Top of Data records

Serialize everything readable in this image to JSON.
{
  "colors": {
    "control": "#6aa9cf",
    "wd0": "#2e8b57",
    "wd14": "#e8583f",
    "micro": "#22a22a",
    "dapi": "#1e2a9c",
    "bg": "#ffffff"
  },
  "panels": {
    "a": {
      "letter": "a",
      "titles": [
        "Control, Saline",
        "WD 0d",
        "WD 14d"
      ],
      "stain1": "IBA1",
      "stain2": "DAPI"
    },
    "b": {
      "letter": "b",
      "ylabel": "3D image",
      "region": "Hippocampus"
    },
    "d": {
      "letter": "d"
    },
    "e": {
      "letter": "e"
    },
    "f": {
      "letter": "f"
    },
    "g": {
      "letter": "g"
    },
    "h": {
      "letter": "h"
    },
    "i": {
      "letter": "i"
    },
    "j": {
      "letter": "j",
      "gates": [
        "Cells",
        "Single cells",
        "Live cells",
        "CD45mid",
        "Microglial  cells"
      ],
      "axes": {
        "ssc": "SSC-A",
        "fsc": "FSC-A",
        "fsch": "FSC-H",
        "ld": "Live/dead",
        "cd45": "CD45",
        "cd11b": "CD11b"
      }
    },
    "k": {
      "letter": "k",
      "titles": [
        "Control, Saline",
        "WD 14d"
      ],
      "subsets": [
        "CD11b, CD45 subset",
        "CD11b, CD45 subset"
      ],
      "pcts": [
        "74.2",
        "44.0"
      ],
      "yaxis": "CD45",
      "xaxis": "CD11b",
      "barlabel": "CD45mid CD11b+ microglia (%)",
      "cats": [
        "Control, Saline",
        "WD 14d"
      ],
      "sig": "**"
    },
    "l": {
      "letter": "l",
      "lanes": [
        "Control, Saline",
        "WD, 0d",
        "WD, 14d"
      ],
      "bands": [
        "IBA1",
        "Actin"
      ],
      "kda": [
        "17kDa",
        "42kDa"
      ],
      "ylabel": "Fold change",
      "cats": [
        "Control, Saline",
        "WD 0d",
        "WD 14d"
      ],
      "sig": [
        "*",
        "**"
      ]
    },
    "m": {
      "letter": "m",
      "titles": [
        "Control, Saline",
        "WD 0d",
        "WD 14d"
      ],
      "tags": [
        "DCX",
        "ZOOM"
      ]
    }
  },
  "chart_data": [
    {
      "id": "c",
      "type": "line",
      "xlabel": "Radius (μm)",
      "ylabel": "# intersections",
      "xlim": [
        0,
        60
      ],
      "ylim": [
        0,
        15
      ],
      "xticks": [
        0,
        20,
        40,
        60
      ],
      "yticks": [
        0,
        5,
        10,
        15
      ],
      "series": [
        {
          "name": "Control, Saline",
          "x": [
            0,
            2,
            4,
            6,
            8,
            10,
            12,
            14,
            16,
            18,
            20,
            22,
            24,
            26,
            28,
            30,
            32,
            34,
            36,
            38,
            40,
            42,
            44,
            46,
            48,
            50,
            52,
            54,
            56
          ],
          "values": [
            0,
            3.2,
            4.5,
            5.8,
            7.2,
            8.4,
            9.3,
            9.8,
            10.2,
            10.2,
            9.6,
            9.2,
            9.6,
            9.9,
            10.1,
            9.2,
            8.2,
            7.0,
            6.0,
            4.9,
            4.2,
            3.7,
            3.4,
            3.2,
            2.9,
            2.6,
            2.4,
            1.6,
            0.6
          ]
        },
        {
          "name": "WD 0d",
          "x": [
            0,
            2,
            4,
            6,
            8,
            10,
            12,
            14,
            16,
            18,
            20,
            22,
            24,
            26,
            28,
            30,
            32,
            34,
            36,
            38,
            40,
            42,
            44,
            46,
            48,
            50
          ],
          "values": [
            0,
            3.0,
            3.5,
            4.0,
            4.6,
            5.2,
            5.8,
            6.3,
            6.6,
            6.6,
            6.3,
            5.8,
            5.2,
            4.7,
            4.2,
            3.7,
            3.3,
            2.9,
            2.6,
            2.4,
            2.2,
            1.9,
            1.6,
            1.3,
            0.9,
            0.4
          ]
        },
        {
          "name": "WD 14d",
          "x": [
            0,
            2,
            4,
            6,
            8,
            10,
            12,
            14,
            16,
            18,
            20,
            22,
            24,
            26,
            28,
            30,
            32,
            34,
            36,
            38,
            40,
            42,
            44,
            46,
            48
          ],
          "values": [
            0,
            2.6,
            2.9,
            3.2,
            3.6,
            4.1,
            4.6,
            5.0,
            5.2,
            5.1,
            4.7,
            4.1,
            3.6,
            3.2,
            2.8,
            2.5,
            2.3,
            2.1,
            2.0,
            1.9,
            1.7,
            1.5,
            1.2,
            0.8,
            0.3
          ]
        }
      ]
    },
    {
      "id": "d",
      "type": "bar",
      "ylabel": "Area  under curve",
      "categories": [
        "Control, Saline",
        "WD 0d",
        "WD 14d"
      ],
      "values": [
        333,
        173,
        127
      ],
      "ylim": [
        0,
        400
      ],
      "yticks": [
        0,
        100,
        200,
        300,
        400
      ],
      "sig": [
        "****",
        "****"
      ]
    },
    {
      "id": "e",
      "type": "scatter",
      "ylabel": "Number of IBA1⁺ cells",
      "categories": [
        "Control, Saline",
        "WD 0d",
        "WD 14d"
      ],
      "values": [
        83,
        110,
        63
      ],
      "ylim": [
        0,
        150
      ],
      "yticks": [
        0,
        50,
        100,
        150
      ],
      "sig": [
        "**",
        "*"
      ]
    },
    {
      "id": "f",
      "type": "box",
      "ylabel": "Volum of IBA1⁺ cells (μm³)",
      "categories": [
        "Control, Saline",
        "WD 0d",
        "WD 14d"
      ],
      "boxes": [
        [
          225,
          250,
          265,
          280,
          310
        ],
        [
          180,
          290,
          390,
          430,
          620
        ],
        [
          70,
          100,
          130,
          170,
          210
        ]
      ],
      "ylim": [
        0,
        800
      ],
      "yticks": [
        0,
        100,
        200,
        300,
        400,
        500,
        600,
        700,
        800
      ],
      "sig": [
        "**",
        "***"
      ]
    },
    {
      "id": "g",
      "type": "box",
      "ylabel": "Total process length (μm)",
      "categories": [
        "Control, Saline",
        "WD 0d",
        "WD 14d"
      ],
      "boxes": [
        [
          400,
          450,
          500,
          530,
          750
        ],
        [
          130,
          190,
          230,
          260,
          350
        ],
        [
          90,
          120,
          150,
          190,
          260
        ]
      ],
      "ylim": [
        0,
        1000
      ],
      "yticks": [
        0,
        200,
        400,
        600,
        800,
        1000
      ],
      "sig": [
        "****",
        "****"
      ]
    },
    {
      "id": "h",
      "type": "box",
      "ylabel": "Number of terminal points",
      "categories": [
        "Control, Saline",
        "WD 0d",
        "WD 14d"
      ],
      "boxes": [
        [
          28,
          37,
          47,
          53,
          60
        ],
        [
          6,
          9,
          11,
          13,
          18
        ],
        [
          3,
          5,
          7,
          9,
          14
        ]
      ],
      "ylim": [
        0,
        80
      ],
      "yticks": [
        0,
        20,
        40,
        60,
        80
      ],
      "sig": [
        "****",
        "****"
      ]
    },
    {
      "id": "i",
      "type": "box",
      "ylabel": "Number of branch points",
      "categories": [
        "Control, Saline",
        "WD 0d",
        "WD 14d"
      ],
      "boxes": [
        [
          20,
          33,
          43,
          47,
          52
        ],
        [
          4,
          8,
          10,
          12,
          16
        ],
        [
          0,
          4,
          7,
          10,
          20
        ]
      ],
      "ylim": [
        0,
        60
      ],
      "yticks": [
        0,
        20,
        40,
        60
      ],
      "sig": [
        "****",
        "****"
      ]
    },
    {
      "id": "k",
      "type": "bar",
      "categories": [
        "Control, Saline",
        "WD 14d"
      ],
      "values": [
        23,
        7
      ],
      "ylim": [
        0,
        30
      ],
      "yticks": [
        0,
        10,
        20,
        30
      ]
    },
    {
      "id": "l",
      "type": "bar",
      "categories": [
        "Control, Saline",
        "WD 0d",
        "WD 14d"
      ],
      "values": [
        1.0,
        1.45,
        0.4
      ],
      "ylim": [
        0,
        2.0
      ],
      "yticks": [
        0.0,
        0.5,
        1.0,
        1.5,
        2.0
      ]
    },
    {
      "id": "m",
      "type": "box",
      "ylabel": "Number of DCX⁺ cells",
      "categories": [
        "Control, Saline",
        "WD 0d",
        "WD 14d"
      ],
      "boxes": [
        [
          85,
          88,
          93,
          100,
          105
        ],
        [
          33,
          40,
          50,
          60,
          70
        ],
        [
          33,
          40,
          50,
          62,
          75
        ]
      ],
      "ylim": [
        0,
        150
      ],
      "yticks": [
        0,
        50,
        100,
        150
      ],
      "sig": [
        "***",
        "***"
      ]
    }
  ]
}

Bottom of Data records

Problem details
Determine how many lines of the records hold the word "letter", giving only that number.

Answer
12